— begin RAW DATA —

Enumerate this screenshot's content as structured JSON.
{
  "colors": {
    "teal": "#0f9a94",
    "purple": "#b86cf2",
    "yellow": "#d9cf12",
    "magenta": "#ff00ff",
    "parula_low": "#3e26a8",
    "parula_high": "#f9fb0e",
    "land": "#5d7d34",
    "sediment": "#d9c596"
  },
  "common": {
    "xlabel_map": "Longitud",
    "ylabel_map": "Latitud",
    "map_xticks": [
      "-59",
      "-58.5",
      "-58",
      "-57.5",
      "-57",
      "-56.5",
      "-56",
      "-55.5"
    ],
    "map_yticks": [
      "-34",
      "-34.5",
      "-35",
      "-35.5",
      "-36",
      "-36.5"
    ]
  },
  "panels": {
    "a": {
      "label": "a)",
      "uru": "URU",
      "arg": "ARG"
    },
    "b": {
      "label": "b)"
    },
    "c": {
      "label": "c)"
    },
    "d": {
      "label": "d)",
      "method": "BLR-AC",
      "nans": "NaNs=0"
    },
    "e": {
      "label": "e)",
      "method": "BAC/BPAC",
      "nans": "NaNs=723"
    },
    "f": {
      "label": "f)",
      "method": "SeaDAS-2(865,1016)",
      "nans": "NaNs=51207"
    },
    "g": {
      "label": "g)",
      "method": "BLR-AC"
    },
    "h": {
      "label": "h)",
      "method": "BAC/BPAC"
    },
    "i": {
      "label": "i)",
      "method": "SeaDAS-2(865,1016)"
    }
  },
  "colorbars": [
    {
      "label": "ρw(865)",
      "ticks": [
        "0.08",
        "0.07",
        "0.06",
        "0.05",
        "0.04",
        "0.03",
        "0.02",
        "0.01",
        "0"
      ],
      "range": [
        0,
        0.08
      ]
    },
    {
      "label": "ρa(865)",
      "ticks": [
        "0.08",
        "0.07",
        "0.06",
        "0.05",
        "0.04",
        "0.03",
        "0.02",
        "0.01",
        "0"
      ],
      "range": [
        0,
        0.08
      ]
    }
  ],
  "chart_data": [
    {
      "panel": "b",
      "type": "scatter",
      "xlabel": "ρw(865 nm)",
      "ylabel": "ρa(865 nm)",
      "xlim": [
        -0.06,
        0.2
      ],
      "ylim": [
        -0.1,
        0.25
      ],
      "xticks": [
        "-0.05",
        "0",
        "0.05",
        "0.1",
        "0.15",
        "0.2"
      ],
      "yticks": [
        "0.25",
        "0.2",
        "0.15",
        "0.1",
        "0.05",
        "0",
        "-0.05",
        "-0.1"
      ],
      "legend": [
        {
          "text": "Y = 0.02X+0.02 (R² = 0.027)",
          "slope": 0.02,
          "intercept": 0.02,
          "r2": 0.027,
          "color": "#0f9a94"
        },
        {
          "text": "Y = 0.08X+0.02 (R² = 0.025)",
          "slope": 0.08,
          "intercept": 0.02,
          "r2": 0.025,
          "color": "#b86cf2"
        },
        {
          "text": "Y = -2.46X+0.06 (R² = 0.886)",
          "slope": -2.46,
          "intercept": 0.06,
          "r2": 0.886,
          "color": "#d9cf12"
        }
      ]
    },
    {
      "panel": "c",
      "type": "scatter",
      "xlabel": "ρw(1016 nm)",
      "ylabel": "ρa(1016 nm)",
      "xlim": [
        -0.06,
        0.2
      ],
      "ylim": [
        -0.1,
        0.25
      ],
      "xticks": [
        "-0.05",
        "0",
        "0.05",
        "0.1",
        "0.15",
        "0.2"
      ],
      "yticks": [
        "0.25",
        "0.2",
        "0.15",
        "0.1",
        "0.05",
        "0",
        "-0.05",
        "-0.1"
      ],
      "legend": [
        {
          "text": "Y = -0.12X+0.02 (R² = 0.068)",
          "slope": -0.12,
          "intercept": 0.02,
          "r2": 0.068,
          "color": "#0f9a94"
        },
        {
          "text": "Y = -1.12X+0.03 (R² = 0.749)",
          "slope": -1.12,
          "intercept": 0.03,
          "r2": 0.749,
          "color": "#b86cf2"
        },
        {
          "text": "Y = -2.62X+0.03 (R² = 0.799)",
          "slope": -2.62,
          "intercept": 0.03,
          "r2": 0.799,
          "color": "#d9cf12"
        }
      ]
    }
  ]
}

— end RAW DATA —

:: WORK INSTRUCTIONS ::
Transcribe every record above exactly as it appears.

:: COMPLETED EXERCISE ::
Enumerate this screenshot's content as structured JSON.
{
  "colors": {
    "teal": "#0f9a94",
    "purple": "#b86cf2",
    "yellow": "#d9cf12",
    "magenta": "#ff00ff",
    "parula_low": "#3e26a8",
    "parula_high": "#f9fb0e",
    "land": "#5d7d34",
    "sediment": "#d9c596"
  },
  "common": {
    "xlabel_map": "Longitud",
    "ylabel_map": "Latitud",
    "map_xticks": [
      "-59",
      "-58.5",
      "-58",
      "-57.5",
      "-57",
      "-56.5",
      "-56",
      "-55.5"
    ],
    "map_yticks": [
      "-34",
      "-34.5",
      "-35",
      "-35.5",
      "-36",
      "-36.5"
    ]
  },
  "panels": {
    "a": {
      "label": "a)",
      "uru": "URU",
      "arg": "ARG"
    },
    "b": {
      "label": "b)"
    },
    "c": {
      "label": "c)"
    },
    "d": {
      "label": "d)",
      "method": "BLR-AC",
      "nans": "NaNs=0"
    },
    "e": {
      "label": "e)",
      "method": "BAC/BPAC",
      "nans": "NaNs=723"
    },
    "f": {
      "label": "f)",
      "method": "SeaDAS-2(865,1016)",
      "nans": "NaNs=51207"
    },
    "g": {
      "label": "g)",
      "method": "BLR-AC"
    },
    "h": {
      "label": "h)",
      "method": "BAC/BPAC"
    },
    "i": {
      "label": "i)",
      "method": "SeaDAS-2(865,1016)"
    }
  },
  "colorbars": [
    {
      "label": "ρw(865)",
      "ticks": [
        "0.08",
        "0.07",
        "0.06",
        "0.05",
        "0.04",
        "0.03",
        "0.02",
        "0.01",
        "0"
      ],
      "range": [
        0,
        0.08
      ]
    },
    {
      "label": "ρa(865)",
      "ticks": [
        "0.08",
        "0.07",
        "0.06",
        "0.05",
        "0.04",
        "0.03",
        "0.02",
        "0.01",
        "0"
      ],
      "range": [
        0,
        0.08
      ]
    }
  ],
  "chart_data": [
    {
      "panel": "b",
      "type": "scatter",
      "xlabel": "ρw(865 nm)",
      "ylabel": "ρa(865 nm)",
      "xlim": [
        -0.06,
        0.2
      ],
      "ylim": [
        -0.1,
        0.25
      ],
      "xticks": [
        "-0.05",
        "0",
        "0.05",
        "0.1",
        "0.15",
        "0.2"
      ],
      "yticks": [
        "0.25",
        "0.2",
        "0.15",
        "0.1",
        "0.05",
        "0",
        "-0.05",
        "-0.1"
      ],
      "legend": [
        {
          "text": "Y = 0.02X+0.02 (R² = 0.027)",
          "slope": 0.02,
          "intercept": 0.02,
          "r2": 0.027,
          "color": "#0f9a94"
        },
        {
          "text": "Y = 0.08X+0.02 (R² = 0.025)",
          "slope": 0.08,
          "intercept": 0.02,
          "r2": 0.025,
          "color": "#b86cf2"
        },
        {
          "text": "Y = -2.46X+0.06 (R² = 0.886)",
          "slope": -2.46,
          "intercept": 0.06,
          "r2": 0.886,
          "color": "#d9cf12"
        }
      ]
    },
    {
      "panel": "c",
      "type": "scatter",
      "xlabel": "ρw(1016 nm)",
      "ylabel": "ρa(1016 nm)",
      "xlim": [
        -0.06,
        0.2
      ],
      "ylim": [
        -0.1,
        0.25
      ],
      "xticks": [
        "-0.05",
        "0",
        "0.05",
        "0.1",
        "0.15",
        "0.2"
      ],
      "yticks": [
        "0.25",
        "0.2",
        "0.15",
        "0.1",
        "0.05",
        "0",
        "-0.05",
        "-0.1"
      ],
      "legend": [
        {
          "text": "Y = -0.12X+0.02 (R² = 0.068)",
          "slope": -0.12,
          "intercept": 0.02,
          "r2": 0.068,
          "color": "#0f9a94"
        },
        {
          "text": "Y = -1.12X+0.03 (R² = 0.749)",
          "slope": -1.12,
          "intercept": 0.03,
          "r2": 0.749,
          "color": "#b86cf2"
        },
        {
          "text": "Y = -2.62X+0.03 (R² = 0.799)",
          "slope": -2.62,
          "intercept": 0.03,
          "r2": 0.799,
          "color": "#d9cf12"
        }
      ]
    }
  ]
}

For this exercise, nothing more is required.